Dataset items
— start —
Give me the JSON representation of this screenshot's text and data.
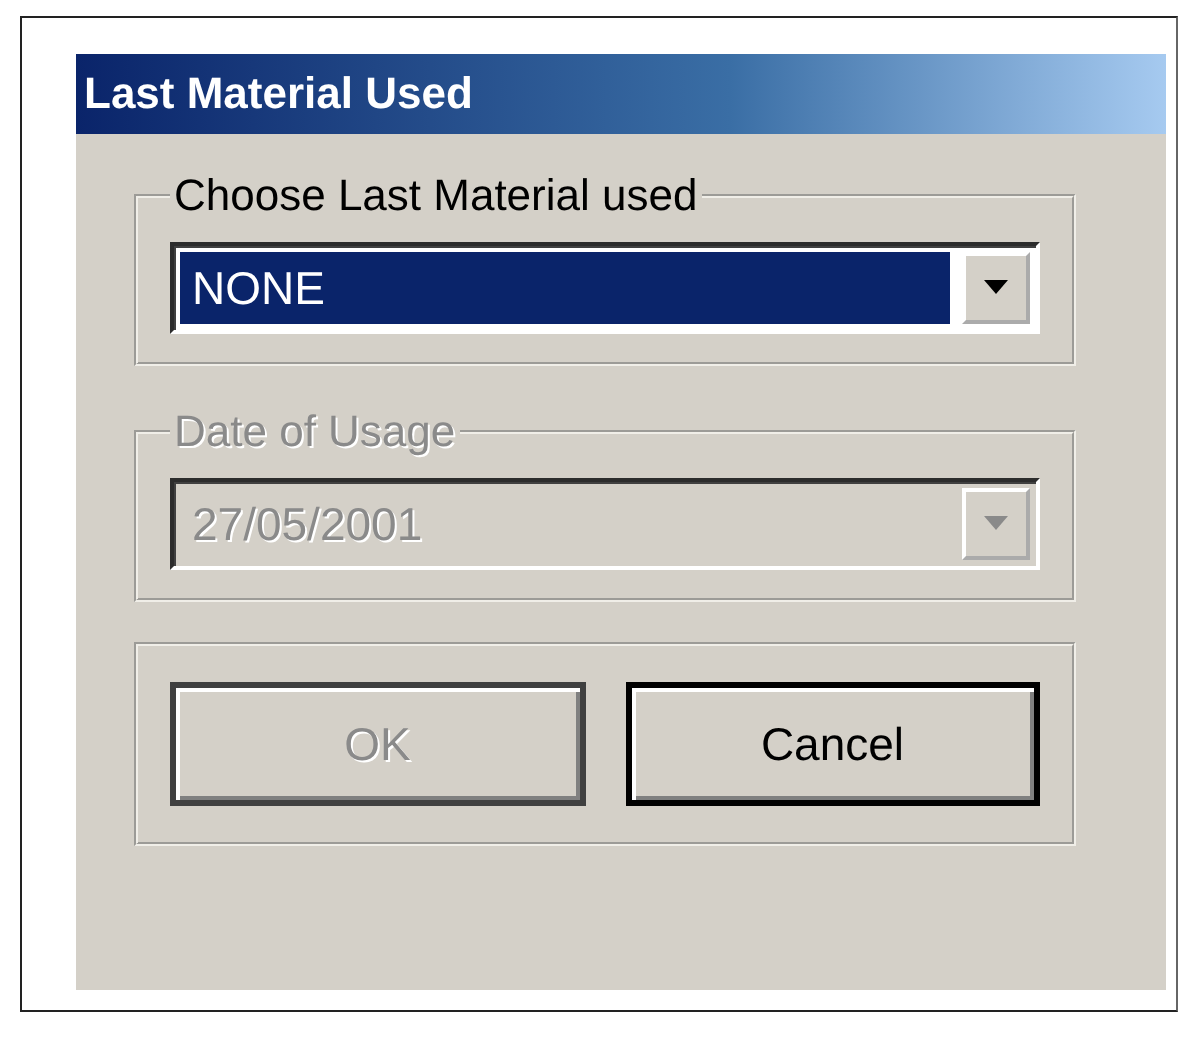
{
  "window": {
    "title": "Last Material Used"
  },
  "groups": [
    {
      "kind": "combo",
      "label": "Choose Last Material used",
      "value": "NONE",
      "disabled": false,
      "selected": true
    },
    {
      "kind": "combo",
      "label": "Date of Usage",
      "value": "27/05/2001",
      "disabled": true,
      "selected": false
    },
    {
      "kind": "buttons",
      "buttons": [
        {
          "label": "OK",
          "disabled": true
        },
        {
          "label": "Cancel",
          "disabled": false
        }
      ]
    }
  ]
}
— end —
— start —
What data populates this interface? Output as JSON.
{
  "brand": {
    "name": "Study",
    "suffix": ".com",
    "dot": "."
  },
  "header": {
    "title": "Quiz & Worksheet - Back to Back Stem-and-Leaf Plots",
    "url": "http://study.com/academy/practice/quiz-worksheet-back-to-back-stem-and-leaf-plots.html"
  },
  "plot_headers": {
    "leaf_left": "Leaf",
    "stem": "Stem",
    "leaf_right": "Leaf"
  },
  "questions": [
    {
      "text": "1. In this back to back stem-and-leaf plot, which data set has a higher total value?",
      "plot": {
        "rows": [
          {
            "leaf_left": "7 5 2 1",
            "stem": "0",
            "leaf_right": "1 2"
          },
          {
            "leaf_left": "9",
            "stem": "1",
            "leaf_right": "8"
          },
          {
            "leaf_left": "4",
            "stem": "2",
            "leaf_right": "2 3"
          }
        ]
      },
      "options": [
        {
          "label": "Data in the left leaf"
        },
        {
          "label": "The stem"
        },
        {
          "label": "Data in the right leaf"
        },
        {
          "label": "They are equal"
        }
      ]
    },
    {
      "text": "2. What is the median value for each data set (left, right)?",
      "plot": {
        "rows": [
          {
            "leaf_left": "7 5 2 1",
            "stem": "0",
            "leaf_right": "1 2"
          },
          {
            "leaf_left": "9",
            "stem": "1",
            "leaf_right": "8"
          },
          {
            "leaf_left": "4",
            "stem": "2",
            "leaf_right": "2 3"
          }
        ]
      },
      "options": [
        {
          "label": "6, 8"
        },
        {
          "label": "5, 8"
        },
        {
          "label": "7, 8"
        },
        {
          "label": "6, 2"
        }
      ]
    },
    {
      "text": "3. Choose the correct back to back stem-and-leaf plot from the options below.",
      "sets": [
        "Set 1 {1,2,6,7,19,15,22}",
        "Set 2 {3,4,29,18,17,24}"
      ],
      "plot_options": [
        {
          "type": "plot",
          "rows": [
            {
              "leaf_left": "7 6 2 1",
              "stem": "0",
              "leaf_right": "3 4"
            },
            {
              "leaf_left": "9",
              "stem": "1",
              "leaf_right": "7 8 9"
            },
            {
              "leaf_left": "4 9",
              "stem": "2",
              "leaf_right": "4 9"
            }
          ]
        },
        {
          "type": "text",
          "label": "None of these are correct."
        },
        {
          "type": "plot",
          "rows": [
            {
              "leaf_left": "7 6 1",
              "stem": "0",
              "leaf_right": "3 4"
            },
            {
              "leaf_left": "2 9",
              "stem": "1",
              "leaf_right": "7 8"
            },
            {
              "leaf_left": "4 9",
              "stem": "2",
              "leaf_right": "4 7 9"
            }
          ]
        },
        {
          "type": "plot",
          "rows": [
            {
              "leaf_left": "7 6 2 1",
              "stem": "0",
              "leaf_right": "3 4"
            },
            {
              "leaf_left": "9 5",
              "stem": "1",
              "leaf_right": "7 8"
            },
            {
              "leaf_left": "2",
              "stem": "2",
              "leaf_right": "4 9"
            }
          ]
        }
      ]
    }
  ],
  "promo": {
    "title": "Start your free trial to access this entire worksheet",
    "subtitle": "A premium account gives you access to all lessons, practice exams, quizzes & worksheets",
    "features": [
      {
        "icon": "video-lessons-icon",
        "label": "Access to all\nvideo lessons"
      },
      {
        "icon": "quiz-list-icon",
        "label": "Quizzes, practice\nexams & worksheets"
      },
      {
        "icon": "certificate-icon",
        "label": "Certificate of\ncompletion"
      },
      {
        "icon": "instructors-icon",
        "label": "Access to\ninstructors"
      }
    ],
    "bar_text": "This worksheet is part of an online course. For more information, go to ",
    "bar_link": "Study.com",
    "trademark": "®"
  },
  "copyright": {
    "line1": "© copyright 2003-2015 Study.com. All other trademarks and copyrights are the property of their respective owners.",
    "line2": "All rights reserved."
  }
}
— end —
— start —
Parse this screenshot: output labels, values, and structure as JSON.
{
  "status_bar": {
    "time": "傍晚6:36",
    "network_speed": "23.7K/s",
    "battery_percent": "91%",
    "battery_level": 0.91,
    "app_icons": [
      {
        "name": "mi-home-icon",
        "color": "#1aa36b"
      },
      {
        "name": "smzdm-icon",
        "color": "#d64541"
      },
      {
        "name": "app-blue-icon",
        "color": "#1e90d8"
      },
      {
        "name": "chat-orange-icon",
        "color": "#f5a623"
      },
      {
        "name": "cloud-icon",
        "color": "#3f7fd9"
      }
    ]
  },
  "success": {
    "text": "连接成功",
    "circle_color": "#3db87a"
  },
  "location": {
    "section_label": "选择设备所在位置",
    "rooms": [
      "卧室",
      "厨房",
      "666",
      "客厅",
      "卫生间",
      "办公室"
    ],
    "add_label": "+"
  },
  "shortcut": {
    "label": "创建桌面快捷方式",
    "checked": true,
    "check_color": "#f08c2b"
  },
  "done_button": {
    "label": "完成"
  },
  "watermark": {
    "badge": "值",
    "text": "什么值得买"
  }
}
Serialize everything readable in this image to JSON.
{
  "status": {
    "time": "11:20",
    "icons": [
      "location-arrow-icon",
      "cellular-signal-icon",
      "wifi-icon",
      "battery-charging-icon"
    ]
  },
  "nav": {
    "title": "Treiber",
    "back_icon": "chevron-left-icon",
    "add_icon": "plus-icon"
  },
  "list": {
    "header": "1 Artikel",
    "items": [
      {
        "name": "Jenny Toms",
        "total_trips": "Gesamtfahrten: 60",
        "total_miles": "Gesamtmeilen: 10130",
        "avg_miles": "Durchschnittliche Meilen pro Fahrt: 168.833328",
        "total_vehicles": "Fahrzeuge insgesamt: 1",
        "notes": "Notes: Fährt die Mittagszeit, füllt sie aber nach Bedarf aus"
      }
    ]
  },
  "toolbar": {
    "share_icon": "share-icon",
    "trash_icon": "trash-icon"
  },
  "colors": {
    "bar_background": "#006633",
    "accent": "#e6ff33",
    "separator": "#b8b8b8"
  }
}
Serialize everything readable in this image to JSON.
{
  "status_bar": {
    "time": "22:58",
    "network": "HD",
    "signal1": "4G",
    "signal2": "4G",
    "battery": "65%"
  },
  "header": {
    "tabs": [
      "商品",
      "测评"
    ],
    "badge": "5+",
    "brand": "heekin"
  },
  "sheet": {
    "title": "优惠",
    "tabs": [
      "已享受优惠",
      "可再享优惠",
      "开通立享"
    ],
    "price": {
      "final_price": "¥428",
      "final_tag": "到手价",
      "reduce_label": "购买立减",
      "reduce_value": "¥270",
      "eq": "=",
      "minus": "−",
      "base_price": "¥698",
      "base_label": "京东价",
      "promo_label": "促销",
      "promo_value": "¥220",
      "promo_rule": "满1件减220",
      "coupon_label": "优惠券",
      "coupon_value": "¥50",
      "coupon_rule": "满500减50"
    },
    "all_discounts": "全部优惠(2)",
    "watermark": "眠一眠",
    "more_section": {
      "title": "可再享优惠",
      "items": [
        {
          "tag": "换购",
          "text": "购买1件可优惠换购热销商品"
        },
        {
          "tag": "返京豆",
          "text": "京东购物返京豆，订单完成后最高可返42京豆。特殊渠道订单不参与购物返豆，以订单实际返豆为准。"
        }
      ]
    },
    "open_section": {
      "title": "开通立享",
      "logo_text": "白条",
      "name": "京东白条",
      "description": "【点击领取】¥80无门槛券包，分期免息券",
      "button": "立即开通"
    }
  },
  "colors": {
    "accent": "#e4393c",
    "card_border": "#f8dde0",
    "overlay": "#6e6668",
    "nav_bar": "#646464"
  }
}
— end —
* **Aim**:
Respond with the number of lines containing "What" and no additional words.

* **Written response**:
2